## Problem description
Omit the pictures from the entries below and retype everything else exactly.

## Entries from a visual dataset
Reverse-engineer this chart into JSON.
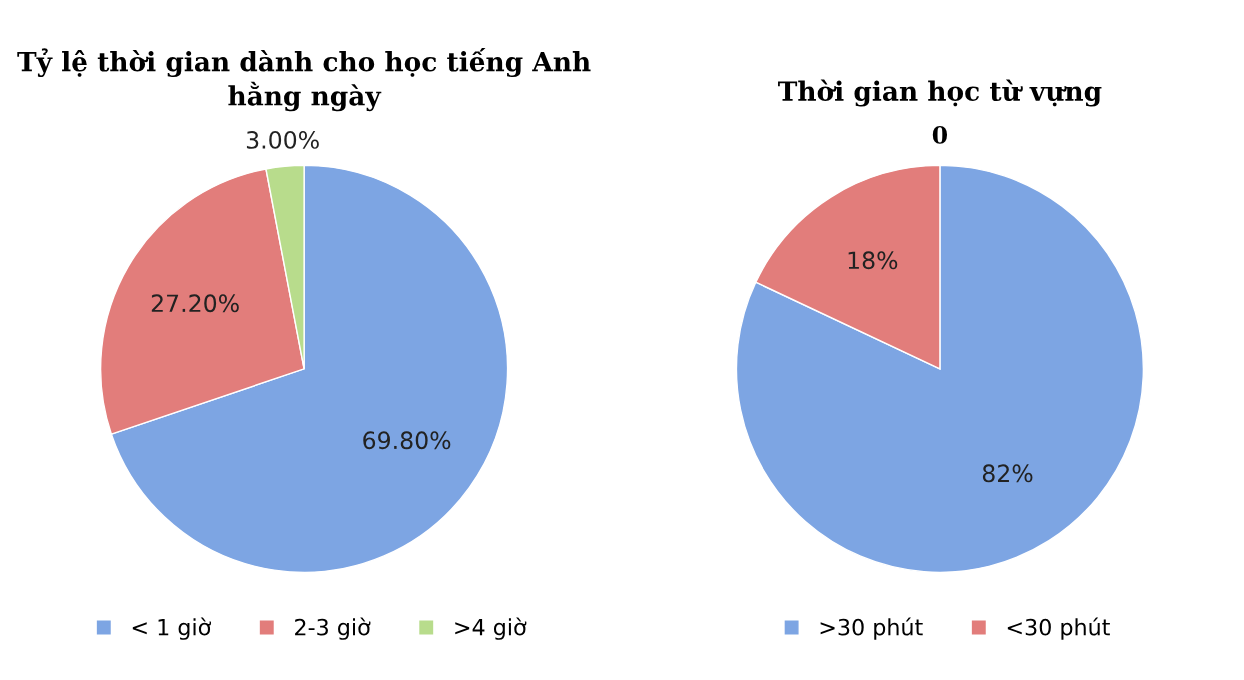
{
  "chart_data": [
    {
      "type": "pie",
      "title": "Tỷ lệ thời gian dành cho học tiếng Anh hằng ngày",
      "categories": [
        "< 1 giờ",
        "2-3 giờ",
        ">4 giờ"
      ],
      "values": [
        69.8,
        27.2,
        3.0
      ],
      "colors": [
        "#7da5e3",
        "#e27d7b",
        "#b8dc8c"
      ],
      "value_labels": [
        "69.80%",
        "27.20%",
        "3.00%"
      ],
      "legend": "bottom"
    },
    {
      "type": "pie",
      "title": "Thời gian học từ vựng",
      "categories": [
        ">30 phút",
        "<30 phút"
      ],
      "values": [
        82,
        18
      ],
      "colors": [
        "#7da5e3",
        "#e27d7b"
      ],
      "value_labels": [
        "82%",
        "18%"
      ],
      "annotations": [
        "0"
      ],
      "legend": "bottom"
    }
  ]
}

## Task solution
Reverse-engineer this chart into JSON.
{
  "chart_data": [
    {
      "type": "pie",
      "title": "Tỷ lệ thời gian dành cho học tiếng Anh hằng ngày",
      "categories": [
        "< 1 giờ",
        "2-3 giờ",
        ">4 giờ"
      ],
      "values": [
        69.8,
        27.2,
        3.0
      ],
      "colors": [
        "#7da5e3",
        "#e27d7b",
        "#b8dc8c"
      ],
      "value_labels": [
        "69.80%",
        "27.20%",
        "3.00%"
      ],
      "legend": "bottom"
    },
    {
      "type": "pie",
      "title": "Thời gian học từ vựng",
      "categories": [
        ">30 phút",
        "<30 phút"
      ],
      "values": [
        82,
        18
      ],
      "colors": [
        "#7da5e3",
        "#e27d7b"
      ],
      "value_labels": [
        "82%",
        "18%"
      ],
      "annotations": [
        "0"
      ],
      "legend": "bottom"
    }
  ]
}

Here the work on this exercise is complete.